Lines of data
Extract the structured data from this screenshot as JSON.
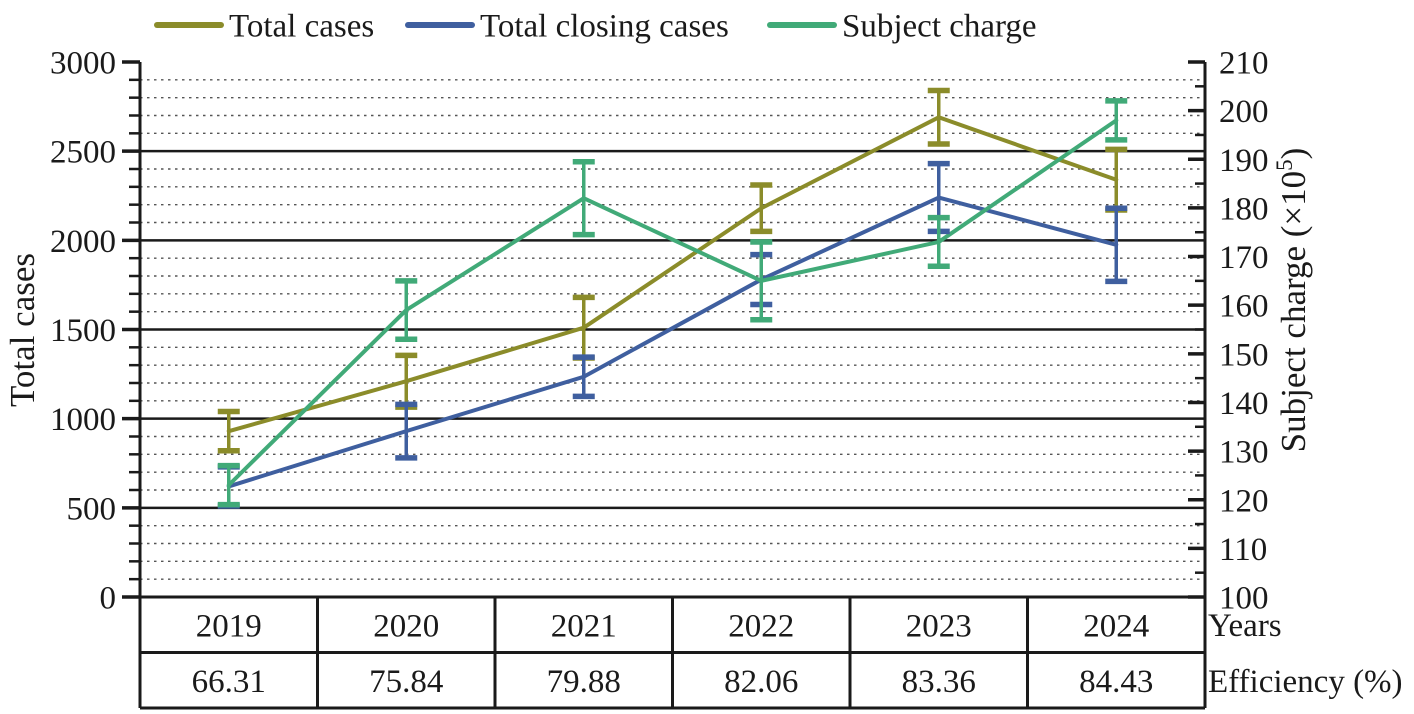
{
  "legend": {
    "items": [
      {
        "label": "Total cases",
        "color": "#8b8c2a"
      },
      {
        "label": "Total closing cases",
        "color": "#3f5f9f"
      },
      {
        "label": "Subject charge",
        "color": "#41aa78"
      }
    ]
  },
  "axes": {
    "left_title": "Total cases",
    "right_title_main": "Subject charge (×10",
    "right_title_sup": "5",
    "right_title_end": ")",
    "x_title": "Years",
    "efficiency_title": "Efficiency (%)"
  },
  "chart_data": {
    "type": "line",
    "title": "",
    "x": {
      "label": "Years",
      "categories": [
        "2019",
        "2020",
        "2021",
        "2022",
        "2023",
        "2024"
      ]
    },
    "left_axis": {
      "title": "Total cases",
      "min": 0,
      "max": 3000,
      "major_step": 500,
      "minor_step": 100
    },
    "right_axis": {
      "title": "Subject charge (×10⁵)",
      "min": 100,
      "max": 210,
      "major_step": 10,
      "minor_step": 5
    },
    "grid": {
      "major": "solid horizontal at left-axis multiples of 500",
      "minor": "dashed horizontal at left-axis multiples of 100"
    },
    "legend_position": "top",
    "series": [
      {
        "name": "Total cases",
        "axis": "left",
        "color": "#8b8c2a",
        "values": [
          930,
          1210,
          1510,
          2180,
          2690,
          2340
        ],
        "errors": [
          110,
          145,
          170,
          130,
          150,
          170
        ]
      },
      {
        "name": "Total closing cases",
        "axis": "left",
        "color": "#3f5f9f",
        "values": [
          620,
          930,
          1235,
          1780,
          2240,
          1975
        ],
        "errors": [
          110,
          150,
          110,
          140,
          190,
          205
        ]
      },
      {
        "name": "Subject charge",
        "axis": "right",
        "color": "#41aa78",
        "values": [
          123,
          159,
          182,
          165,
          173,
          198
        ],
        "errors": [
          4,
          6,
          7.5,
          8,
          5,
          4
        ]
      }
    ],
    "efficiency_row": {
      "label": "Efficiency (%)",
      "values": [
        "66.31",
        "75.84",
        "79.88",
        "82.06",
        "83.36",
        "84.43"
      ]
    }
  }
}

▶ _Short problem_:
Pull out every line of the records that includes the string "multiples".

▶ _Correct result_:
      "major": "solid horizontal at left-axis multiples of 500",
      "minor": "dashed horizontal at left-axis multiples of 100"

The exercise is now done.